═════ RECORDED INFORMATION ═════

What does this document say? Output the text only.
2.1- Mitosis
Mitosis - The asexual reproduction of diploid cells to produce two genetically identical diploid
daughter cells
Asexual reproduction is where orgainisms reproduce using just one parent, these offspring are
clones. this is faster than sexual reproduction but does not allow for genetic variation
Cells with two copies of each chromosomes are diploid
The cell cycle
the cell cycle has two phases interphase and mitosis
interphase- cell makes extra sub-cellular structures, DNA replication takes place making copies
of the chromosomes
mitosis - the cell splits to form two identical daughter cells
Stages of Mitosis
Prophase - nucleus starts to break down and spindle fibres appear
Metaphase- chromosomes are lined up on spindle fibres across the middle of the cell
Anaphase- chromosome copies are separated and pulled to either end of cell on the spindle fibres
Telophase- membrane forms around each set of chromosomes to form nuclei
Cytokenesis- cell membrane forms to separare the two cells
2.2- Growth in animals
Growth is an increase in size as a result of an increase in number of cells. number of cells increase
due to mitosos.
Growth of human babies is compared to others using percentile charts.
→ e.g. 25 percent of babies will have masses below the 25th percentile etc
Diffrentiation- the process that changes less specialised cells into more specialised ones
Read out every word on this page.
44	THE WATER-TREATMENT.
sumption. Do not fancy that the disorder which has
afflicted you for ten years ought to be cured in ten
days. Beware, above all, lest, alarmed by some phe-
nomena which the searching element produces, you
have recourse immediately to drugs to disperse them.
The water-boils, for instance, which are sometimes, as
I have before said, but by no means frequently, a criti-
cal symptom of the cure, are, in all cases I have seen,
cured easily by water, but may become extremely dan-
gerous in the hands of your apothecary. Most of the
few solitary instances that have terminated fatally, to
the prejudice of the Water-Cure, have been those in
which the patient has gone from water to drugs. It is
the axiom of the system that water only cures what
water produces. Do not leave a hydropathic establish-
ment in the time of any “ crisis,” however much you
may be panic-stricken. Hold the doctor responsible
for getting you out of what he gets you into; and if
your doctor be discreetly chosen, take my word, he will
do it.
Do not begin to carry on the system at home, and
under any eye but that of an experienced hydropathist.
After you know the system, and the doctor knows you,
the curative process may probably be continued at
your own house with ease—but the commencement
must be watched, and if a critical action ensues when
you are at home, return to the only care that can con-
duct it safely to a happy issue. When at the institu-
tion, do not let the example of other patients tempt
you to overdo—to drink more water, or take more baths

═════

▶ TASK GOAL:
Your answer must be the complete data, repeated word for word.

▶ EXERCISE ANSWER:
What does this document say? Output the text only.
2.1- Mitosis
Mitosis - The asexual reproduction of diploid cells to produce two genetically identical diploid
daughter cells
Asexual reproduction is where orgainisms reproduce using just one parent, these offspring are
clones. this is faster than sexual reproduction but does not allow for genetic variation
Cells with two copies of each chromosomes are diploid
The cell cycle
the cell cycle has two phases interphase and mitosis
interphase- cell makes extra sub-cellular structures, DNA replication takes place making copies
of the chromosomes
mitosis - the cell splits to form two identical daughter cells
Stages of Mitosis
Prophase - nucleus starts to break down and spindle fibres appear
Metaphase- chromosomes are lined up on spindle fibres across the middle of the cell
Anaphase- chromosome copies are separated and pulled to either end of cell on the spindle fibres
Telophase- membrane forms around each set of chromosomes to form nuclei
Cytokenesis- cell membrane forms to separare the two cells
2.2- Growth in animals
Growth is an increase in size as a result of an increase in number of cells. number of cells increase
due to mitosos.
Growth of human babies is compared to others using percentile charts.
→ e.g. 25 percent of babies will have masses below the 25th percentile etc
Diffrentiation- the process that changes less specialised cells into more specialised ones
Read out every word on this page.
44	THE WATER-TREATMENT.
sumption. Do not fancy that the disorder which has
afflicted you for ten years ought to be cured in ten
days. Beware, above all, lest, alarmed by some phe-
nomena which the searching element produces, you
have recourse immediately to drugs to disperse them.
The water-boils, for instance, which are sometimes, as
I have before said, but by no means frequently, a criti-
cal symptom of the cure, are, in all cases I have seen,
cured easily by water, but may become extremely dan-
gerous in the hands of your apothecary. Most of the
few solitary instances that have terminated fatally, to
the prejudice of the Water-Cure, have been those in
which the patient has gone from water to drugs. It is
the axiom of the system that water only cures what
water produces. Do not leave a hydropathic establish-
ment in the time of any “ crisis,” however much you
may be panic-stricken. Hold the doctor responsible
for getting you out of what he gets you into; and if
your doctor be discreetly chosen, take my word, he will
do it.
Do not begin to carry on the system at home, and
under any eye but that of an experienced hydropathist.
After you know the system, and the doctor knows you,
the curative process may probably be continued at
your own house with ease—but the commencement
must be watched, and if a critical action ensues when
you are at home, return to the only care that can con-
duct it safely to a happy issue. When at the institu-
tion, do not let the example of other patients tempt
you to overdo—to drink more water, or take more baths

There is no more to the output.